■ Goal ■
From the entries below, extract every line that includes the word "screenshot".

(Collected data entries)
▽

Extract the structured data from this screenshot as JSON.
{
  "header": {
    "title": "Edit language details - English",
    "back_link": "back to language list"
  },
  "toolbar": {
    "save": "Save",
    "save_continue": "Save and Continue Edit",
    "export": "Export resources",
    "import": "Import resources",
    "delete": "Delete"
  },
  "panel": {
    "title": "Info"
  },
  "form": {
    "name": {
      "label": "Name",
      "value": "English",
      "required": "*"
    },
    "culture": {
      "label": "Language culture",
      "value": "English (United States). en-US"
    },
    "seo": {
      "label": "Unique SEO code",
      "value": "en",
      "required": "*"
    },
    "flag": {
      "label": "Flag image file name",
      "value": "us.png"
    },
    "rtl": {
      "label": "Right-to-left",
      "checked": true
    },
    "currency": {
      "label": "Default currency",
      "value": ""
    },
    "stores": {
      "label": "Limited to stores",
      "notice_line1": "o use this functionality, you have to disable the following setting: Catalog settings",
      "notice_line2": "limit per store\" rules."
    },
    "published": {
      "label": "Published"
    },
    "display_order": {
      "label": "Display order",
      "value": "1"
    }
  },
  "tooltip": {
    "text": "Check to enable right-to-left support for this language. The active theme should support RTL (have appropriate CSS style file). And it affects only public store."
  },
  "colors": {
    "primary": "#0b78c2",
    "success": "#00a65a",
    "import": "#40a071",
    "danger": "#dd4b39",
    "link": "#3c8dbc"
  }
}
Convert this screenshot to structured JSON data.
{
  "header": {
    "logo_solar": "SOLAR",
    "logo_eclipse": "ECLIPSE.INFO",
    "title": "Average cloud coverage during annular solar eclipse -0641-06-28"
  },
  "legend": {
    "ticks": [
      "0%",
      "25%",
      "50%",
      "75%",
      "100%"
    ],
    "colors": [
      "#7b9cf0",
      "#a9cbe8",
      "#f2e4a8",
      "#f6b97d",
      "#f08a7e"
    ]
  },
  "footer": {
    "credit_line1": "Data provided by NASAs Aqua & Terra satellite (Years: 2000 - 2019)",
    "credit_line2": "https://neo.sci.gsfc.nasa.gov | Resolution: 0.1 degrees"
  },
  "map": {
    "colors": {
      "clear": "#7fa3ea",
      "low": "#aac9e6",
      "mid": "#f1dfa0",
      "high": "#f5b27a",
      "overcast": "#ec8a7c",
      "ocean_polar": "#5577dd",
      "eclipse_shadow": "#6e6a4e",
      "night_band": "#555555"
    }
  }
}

△

■ Response to this exercise ■
Extract the structured data from this screenshot as JSON.
Convert this screenshot to structured JSON data.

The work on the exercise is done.